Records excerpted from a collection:
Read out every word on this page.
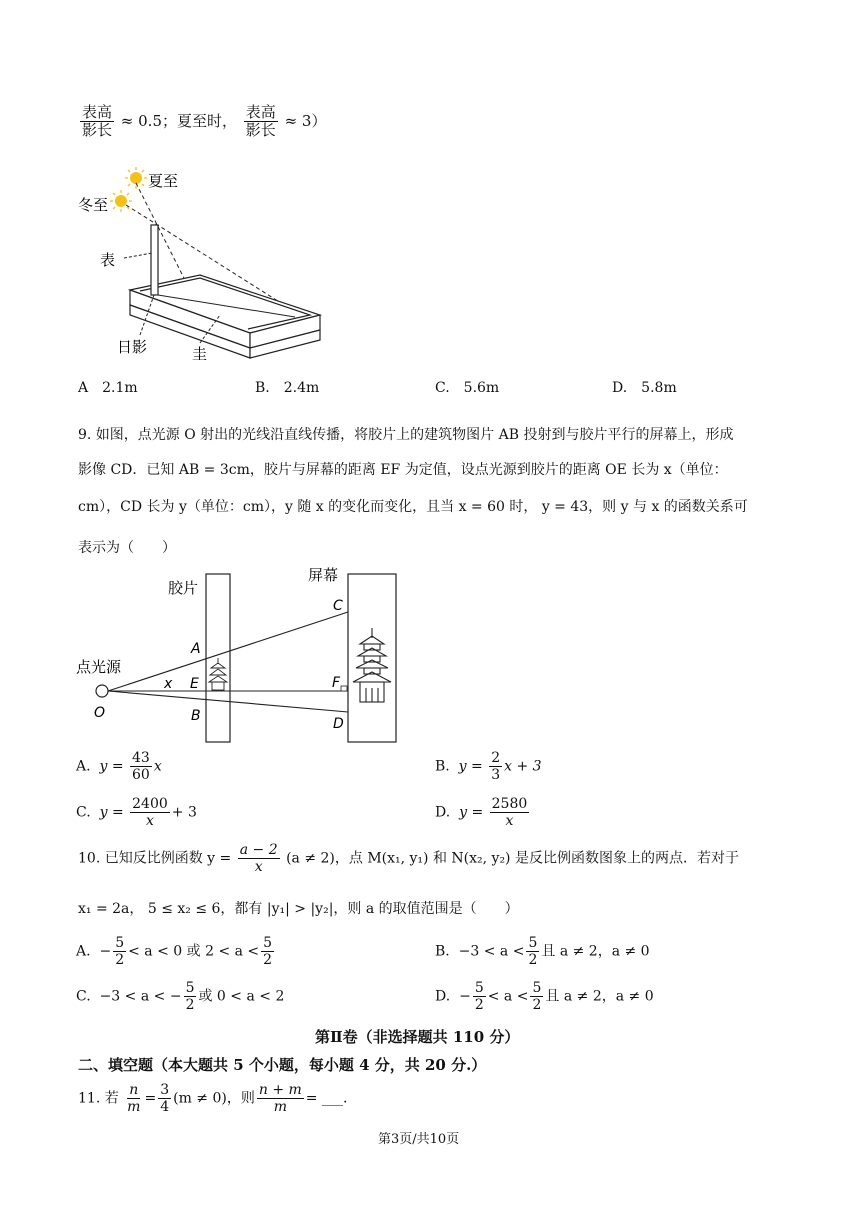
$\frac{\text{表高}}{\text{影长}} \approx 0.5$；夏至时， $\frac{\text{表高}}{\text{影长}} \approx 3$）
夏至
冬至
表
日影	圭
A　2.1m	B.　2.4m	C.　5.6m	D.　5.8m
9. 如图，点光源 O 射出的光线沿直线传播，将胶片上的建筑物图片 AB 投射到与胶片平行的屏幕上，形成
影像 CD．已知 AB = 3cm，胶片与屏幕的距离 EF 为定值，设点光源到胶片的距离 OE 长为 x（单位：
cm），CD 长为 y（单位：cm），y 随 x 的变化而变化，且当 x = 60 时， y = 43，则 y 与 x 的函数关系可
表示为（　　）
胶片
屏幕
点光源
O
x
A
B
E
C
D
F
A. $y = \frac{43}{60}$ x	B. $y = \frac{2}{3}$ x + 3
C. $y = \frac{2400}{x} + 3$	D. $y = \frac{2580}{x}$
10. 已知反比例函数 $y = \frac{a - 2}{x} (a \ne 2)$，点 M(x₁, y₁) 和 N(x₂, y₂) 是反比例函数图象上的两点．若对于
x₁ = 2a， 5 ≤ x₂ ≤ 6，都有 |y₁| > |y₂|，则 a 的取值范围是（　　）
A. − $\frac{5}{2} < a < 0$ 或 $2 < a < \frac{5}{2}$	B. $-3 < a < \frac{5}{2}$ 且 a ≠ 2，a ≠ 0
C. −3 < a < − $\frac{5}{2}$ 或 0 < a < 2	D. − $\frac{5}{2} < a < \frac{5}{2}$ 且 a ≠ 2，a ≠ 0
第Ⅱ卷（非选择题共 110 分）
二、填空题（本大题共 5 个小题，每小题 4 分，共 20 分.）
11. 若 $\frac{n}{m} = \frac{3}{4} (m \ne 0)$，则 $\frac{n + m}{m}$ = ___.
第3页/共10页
...
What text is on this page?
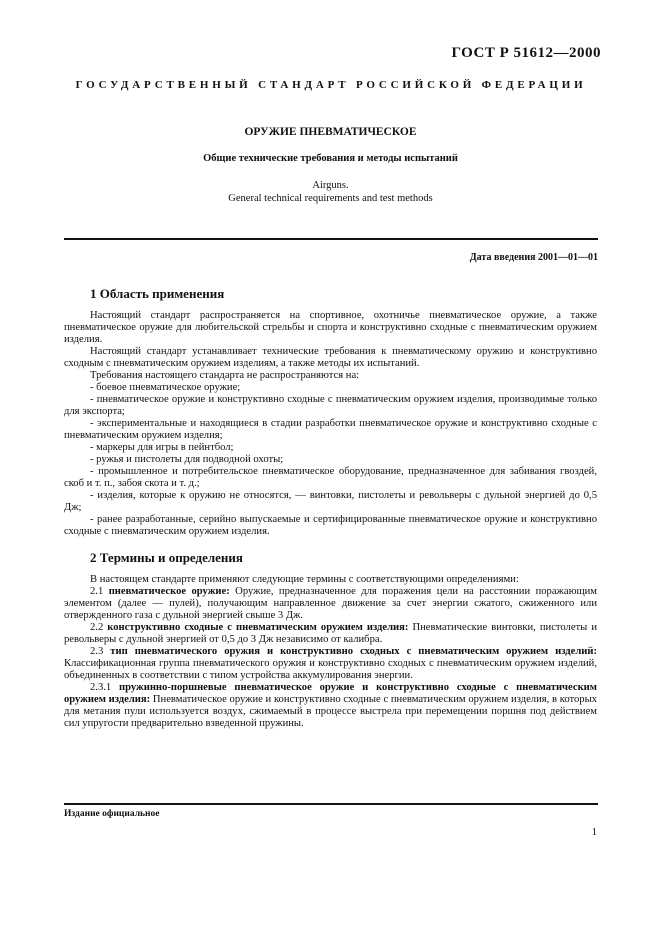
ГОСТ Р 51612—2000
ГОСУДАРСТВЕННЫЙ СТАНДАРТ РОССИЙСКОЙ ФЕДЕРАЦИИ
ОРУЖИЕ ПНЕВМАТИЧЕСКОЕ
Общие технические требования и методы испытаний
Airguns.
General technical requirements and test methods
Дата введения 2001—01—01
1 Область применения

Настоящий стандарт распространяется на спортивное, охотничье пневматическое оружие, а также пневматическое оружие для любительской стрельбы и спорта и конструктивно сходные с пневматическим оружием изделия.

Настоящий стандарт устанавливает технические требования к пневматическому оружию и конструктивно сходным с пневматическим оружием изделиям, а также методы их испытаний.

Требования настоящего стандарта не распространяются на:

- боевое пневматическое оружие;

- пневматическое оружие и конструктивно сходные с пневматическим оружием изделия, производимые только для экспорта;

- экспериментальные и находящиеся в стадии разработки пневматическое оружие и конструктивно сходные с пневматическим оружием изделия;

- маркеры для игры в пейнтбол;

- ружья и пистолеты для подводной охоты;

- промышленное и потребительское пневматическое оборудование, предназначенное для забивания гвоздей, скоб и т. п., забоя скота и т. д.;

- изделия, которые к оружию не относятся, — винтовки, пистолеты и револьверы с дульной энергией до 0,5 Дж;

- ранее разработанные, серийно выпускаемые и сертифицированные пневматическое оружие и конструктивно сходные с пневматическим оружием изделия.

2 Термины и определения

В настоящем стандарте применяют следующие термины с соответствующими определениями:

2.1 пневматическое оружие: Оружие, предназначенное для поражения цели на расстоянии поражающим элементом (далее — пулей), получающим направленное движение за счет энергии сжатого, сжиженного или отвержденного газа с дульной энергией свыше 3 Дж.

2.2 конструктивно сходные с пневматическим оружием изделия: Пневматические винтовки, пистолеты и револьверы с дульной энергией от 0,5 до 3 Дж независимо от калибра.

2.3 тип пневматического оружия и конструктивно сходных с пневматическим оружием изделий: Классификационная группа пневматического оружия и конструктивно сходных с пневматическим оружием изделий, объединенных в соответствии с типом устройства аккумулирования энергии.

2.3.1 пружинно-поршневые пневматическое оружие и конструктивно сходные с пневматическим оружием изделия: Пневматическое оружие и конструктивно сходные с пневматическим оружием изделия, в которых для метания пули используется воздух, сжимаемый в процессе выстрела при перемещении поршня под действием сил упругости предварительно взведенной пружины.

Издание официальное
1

Written task: Looking at the material above, count the lines containing the string "револьверы" and reply with the count alone.

The completed task: 2